### [What this task involves]
Below are the records; copy each line in them that holds the word "учету".

### [Rows]
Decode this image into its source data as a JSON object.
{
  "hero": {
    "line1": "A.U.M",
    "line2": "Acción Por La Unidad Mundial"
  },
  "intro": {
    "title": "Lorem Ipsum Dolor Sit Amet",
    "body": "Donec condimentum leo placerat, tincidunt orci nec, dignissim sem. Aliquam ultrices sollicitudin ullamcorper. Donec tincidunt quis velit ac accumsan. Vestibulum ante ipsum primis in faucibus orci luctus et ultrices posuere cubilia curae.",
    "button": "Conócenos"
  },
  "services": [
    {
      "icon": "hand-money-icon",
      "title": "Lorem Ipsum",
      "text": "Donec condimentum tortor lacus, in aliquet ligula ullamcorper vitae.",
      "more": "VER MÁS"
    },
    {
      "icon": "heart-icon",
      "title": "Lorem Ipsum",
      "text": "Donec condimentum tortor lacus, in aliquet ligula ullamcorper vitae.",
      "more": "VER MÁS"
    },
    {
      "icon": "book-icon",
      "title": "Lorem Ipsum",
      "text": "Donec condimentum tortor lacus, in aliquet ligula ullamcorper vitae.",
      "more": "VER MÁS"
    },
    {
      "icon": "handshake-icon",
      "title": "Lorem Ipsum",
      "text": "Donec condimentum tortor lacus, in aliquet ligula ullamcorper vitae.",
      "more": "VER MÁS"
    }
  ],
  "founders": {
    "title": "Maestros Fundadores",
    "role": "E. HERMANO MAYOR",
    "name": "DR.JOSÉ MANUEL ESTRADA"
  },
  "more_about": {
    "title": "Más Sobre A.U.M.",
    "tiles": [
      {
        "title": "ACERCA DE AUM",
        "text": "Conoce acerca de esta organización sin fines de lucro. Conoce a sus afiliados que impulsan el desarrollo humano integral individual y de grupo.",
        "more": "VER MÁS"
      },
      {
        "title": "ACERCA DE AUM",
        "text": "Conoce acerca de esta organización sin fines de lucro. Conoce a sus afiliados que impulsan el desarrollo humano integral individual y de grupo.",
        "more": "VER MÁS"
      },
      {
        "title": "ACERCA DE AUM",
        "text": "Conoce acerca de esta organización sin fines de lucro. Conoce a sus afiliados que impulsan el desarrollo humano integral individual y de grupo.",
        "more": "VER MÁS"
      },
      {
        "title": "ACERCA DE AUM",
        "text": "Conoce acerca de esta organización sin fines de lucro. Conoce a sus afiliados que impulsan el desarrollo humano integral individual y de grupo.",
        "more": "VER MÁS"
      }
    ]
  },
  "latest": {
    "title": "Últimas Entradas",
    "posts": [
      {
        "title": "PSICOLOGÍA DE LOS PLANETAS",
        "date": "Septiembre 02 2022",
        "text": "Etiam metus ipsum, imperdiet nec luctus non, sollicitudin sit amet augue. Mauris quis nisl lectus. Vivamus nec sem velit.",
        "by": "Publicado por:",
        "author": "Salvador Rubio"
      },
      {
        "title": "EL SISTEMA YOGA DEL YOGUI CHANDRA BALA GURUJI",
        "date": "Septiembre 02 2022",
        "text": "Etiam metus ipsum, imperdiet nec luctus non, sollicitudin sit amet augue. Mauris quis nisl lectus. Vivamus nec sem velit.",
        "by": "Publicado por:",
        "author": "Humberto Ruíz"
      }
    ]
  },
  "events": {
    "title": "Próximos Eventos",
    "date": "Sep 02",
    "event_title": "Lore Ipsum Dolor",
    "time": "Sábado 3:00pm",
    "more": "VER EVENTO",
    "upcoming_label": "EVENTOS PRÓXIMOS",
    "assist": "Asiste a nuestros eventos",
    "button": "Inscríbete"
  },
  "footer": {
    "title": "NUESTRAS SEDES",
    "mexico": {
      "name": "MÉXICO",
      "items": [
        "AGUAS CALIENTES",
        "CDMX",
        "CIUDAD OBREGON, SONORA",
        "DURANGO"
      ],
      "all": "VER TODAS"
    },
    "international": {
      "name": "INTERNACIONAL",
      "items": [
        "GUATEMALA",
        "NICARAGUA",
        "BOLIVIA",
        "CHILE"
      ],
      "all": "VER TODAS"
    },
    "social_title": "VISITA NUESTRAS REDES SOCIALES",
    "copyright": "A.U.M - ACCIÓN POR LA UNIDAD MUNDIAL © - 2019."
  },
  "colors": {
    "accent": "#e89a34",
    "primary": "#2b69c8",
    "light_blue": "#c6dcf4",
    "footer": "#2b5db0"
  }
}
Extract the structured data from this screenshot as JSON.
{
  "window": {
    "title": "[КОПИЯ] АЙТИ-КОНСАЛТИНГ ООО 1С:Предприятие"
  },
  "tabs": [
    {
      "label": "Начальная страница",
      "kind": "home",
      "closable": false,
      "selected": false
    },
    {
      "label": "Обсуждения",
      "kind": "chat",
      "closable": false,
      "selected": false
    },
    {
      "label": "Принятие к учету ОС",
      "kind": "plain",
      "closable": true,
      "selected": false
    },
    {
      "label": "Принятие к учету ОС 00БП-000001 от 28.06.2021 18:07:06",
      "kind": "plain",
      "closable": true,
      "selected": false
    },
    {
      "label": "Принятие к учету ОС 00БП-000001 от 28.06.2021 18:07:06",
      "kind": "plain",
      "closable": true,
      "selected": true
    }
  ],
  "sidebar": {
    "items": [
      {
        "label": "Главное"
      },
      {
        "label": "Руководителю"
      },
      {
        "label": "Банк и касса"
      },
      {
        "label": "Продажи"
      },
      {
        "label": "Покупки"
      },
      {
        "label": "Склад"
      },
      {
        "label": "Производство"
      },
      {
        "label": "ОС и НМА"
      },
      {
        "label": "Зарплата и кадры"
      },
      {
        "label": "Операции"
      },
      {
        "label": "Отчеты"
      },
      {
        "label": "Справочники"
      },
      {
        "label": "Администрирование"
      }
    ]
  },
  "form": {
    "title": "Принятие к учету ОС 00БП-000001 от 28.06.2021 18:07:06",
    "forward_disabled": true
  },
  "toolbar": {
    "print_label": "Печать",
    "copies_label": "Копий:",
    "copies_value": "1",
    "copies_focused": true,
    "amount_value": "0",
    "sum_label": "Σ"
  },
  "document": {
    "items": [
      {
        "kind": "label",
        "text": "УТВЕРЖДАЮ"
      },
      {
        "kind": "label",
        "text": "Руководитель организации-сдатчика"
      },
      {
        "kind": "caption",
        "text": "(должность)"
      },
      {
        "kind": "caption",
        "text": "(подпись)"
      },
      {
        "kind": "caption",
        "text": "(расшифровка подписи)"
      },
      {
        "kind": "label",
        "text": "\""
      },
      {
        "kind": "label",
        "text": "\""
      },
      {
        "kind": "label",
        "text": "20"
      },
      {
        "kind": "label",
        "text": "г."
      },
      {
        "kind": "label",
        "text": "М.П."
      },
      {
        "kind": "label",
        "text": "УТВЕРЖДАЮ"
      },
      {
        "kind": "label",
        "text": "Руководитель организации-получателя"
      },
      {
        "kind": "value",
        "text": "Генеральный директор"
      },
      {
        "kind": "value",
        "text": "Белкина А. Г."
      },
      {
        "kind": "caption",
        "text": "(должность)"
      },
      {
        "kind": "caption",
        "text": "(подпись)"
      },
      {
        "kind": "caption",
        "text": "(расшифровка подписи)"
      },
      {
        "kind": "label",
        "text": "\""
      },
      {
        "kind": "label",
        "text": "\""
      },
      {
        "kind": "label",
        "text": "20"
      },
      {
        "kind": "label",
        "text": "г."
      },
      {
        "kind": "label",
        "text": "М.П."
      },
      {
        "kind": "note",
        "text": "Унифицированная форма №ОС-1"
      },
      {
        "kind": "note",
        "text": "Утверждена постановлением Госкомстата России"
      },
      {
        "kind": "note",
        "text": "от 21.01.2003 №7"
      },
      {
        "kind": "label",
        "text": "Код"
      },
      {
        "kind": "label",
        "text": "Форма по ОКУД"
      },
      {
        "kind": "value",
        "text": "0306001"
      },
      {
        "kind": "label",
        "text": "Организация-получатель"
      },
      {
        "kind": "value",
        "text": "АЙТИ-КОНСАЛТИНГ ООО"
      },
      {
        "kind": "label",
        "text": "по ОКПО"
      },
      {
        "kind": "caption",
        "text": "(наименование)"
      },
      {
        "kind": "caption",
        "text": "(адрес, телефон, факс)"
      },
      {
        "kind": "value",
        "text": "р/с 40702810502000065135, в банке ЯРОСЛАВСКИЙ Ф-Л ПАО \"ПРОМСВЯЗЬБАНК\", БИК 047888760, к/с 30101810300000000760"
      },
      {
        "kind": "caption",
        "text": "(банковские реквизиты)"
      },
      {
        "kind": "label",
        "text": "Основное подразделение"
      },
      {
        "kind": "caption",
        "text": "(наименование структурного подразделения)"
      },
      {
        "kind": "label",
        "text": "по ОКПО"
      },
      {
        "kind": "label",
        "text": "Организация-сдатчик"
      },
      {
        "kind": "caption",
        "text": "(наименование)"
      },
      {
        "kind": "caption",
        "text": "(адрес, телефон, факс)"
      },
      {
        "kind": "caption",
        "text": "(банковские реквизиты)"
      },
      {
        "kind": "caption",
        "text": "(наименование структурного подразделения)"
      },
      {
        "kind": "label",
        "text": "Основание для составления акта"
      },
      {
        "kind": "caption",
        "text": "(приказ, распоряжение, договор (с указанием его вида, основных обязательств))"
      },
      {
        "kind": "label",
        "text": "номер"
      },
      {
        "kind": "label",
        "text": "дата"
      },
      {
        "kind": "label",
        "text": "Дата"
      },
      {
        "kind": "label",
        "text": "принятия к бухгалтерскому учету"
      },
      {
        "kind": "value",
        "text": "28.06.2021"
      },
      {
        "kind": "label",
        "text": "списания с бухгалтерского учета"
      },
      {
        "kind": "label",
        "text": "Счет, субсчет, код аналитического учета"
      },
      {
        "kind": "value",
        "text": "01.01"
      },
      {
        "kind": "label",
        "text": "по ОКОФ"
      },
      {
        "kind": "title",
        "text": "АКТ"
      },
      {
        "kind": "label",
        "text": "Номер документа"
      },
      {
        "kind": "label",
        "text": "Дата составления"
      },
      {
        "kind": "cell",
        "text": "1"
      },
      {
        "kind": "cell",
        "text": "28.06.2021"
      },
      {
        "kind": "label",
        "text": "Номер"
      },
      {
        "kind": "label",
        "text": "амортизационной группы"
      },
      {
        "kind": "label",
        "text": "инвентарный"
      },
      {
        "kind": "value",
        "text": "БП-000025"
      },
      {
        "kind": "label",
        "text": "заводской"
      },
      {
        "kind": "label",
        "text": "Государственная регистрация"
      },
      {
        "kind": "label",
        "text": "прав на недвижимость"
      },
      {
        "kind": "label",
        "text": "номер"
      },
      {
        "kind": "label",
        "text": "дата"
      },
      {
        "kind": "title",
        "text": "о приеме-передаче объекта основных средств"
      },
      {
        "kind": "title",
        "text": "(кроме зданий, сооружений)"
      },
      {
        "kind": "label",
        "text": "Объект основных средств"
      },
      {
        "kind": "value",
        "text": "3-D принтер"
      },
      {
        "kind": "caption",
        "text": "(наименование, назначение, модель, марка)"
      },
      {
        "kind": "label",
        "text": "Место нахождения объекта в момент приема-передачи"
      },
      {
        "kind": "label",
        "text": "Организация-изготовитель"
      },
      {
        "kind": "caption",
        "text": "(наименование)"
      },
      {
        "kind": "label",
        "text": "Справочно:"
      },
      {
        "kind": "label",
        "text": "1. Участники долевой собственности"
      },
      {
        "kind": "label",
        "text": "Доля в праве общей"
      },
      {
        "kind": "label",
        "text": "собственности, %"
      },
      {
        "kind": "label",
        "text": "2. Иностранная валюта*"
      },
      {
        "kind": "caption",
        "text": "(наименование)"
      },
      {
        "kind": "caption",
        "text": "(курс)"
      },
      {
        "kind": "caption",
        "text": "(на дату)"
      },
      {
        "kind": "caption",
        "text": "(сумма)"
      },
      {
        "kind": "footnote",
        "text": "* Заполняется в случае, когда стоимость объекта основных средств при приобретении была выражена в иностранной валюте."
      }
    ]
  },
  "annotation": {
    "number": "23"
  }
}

### [Exercise response]
      "label": "Принятие к учету ОС",
      "label": "Принятие к учету ОС 00БП-000001 от 28.06.2021 18:07:06",
      "label": "Принятие к учету ОС 00БП-000001 от 28.06.2021 18:07:06",
    "title": "Принятие к учету ОС 00БП-000001 от 28.06.2021 18:07:06",
        "text": "принятия к бухгалтерскому учету"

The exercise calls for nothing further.